**Given instruction**:
Go through the entries one line at a time, and gather every line that has the word "entrada".

**The input**:
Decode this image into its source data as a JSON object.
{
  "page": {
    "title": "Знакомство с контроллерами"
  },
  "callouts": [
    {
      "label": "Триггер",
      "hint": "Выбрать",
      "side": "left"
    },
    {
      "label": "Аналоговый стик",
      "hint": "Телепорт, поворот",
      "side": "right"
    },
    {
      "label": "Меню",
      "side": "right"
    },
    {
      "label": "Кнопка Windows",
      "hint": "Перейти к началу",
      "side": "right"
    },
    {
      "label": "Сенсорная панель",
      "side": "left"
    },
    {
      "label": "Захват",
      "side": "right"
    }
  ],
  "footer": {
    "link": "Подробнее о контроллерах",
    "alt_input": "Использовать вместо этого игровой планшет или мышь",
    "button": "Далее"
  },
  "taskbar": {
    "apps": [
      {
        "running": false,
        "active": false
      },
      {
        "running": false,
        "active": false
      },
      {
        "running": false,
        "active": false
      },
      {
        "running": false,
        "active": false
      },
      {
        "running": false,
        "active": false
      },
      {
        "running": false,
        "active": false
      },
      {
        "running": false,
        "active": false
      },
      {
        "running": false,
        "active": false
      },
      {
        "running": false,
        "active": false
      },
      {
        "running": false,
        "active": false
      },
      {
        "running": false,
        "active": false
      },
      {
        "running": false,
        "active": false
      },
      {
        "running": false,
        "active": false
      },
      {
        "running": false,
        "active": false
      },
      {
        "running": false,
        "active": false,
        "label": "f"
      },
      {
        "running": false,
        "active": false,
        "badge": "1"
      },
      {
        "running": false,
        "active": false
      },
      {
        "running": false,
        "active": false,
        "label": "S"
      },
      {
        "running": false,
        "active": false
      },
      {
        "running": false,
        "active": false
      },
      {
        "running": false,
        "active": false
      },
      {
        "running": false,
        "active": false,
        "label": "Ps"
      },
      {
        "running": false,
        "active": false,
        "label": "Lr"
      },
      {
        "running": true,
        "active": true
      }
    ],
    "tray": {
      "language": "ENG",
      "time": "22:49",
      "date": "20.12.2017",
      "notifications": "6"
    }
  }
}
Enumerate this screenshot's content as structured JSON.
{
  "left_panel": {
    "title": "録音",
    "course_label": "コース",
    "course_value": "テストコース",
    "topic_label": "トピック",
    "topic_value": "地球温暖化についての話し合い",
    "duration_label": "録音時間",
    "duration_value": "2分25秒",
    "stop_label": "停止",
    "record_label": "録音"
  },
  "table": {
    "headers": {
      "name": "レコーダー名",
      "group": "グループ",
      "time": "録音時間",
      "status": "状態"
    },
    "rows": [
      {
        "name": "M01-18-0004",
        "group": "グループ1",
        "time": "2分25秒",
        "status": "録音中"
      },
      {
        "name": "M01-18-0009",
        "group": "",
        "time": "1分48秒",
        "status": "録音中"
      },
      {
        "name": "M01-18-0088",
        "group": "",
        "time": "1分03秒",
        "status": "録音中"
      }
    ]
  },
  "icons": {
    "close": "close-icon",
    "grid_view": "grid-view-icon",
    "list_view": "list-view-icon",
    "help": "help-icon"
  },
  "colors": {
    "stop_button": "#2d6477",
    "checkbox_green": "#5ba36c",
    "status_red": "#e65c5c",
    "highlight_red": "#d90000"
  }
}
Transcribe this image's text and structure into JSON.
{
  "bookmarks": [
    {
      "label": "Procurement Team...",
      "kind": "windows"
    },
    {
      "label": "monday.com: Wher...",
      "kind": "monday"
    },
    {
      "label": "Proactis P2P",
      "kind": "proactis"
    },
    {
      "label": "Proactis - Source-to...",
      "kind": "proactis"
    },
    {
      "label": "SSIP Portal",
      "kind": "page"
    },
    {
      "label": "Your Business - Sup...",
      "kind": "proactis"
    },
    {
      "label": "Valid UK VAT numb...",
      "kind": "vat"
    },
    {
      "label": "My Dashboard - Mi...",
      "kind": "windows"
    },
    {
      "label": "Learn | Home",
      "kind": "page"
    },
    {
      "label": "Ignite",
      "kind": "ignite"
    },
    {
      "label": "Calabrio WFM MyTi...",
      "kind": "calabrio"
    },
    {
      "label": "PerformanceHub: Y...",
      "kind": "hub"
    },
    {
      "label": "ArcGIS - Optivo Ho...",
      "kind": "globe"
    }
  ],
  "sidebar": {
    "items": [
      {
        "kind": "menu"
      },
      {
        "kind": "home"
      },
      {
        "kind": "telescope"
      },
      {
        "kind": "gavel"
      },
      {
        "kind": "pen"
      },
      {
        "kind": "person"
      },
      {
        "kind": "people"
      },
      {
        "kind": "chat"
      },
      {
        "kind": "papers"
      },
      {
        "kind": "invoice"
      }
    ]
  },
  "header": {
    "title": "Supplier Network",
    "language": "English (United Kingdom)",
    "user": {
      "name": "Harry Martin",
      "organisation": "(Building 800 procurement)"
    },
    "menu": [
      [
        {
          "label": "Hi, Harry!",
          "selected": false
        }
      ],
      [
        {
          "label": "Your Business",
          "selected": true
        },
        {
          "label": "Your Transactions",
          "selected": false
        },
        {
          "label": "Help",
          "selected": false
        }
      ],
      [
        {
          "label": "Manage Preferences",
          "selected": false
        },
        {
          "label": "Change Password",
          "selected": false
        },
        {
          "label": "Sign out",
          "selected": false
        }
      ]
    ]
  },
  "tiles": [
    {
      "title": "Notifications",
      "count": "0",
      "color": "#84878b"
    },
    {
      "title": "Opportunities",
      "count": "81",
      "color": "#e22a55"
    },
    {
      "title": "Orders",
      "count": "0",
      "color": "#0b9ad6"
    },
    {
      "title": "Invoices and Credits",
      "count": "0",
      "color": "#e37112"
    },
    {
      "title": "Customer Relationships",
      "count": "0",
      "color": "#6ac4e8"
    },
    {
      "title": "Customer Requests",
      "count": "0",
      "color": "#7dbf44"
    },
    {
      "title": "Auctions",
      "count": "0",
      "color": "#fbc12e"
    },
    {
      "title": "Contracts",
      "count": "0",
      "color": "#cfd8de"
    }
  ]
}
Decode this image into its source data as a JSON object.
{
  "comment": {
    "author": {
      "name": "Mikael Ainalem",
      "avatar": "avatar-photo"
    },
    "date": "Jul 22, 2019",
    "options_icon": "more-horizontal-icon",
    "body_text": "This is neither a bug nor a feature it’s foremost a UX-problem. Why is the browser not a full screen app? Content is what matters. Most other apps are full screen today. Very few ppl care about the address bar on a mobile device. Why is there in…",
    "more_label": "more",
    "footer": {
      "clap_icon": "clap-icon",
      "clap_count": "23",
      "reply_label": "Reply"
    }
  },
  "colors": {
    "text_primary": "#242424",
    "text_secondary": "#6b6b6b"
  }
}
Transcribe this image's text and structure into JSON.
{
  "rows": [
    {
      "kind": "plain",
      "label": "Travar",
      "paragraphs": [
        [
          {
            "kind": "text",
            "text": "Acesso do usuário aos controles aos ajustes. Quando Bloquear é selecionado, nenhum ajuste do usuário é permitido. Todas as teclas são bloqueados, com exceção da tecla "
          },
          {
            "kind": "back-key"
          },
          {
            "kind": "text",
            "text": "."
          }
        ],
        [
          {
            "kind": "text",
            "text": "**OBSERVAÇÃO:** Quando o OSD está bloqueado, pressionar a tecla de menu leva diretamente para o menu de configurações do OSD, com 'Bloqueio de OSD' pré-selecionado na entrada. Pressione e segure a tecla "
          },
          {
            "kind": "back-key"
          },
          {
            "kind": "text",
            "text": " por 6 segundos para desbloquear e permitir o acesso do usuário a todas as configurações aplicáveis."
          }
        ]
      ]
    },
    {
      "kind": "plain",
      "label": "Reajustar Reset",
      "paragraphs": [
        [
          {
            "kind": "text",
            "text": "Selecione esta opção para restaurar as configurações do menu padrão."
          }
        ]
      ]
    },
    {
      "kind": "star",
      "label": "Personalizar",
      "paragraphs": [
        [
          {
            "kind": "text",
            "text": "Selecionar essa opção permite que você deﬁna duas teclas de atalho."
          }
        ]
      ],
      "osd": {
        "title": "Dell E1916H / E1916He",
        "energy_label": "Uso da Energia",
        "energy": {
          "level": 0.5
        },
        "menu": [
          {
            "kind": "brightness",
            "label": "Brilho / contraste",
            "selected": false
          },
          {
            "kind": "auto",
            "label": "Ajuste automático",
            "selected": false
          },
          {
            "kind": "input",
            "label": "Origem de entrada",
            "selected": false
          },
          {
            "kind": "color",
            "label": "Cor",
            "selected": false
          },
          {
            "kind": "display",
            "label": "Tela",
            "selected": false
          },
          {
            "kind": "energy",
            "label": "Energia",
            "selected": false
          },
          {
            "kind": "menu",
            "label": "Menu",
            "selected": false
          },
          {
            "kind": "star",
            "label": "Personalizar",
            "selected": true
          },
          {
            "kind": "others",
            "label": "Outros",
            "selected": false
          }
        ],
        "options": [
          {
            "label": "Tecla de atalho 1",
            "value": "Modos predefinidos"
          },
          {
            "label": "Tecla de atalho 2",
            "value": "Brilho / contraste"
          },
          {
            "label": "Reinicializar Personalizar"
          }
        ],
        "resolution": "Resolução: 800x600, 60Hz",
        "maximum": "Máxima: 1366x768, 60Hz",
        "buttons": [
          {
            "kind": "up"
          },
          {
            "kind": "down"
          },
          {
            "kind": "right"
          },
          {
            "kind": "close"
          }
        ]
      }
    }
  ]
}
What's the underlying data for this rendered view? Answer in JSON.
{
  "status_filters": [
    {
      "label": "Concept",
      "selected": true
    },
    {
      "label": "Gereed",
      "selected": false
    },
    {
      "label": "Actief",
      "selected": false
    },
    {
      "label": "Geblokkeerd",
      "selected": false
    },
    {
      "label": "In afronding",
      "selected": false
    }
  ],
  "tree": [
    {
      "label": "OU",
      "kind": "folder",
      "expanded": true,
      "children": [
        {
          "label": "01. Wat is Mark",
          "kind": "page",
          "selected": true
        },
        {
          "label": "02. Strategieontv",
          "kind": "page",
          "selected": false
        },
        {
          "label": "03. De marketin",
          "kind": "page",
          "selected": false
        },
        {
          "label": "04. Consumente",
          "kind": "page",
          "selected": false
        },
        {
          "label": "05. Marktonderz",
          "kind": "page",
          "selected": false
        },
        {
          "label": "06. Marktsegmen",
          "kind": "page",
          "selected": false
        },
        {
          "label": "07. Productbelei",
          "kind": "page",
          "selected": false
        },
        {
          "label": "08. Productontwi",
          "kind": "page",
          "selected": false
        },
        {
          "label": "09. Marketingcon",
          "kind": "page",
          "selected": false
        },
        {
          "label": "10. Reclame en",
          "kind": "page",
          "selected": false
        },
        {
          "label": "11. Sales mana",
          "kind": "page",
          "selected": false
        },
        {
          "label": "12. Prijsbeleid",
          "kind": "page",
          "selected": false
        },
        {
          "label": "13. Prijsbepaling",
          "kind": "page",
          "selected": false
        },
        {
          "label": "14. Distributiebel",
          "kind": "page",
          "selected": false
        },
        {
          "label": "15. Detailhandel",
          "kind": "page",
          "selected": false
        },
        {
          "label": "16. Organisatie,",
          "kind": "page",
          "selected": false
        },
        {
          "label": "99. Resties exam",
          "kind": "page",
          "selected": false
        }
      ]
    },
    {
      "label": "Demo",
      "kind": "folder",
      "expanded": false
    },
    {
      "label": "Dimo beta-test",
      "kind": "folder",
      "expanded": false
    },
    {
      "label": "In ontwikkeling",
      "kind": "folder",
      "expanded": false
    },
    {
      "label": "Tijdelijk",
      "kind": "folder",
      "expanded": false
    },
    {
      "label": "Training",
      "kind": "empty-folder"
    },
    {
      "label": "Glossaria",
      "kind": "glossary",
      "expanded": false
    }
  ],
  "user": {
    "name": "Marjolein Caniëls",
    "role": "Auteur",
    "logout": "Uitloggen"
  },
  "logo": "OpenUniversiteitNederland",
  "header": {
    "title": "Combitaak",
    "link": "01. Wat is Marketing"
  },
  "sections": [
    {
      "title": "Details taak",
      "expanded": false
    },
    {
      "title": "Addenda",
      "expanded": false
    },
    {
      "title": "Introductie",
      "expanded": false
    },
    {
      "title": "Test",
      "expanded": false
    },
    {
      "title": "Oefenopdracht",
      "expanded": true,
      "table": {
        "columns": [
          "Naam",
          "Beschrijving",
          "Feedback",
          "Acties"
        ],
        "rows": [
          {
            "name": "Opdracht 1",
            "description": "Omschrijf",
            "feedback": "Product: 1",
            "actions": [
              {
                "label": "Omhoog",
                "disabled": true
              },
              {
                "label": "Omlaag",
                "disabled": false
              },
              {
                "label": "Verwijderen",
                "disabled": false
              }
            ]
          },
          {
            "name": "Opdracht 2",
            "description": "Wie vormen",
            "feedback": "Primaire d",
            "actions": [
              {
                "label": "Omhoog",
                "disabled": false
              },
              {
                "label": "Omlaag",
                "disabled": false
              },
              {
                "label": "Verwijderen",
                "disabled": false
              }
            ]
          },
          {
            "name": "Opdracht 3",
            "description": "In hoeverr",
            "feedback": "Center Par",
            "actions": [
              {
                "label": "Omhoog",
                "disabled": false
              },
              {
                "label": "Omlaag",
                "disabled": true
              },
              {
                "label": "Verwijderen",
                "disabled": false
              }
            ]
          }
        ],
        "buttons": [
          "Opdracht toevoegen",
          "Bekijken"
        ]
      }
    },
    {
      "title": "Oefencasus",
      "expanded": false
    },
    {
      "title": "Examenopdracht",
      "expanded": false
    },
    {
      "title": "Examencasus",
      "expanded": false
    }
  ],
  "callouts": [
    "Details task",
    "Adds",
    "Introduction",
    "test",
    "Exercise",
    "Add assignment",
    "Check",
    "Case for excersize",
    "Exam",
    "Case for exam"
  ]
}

**The response**:
            "text": "**OBSERVAÇÃO:** Quando o OSD está bloqueado, pressionar a tecla de menu leva diretamente para o menu de configurações do OSD, com 'Bloqueio de OSD' pré-selecionado na entrada. Pressione e segure a tecla "
            "label": "Origem de entrada",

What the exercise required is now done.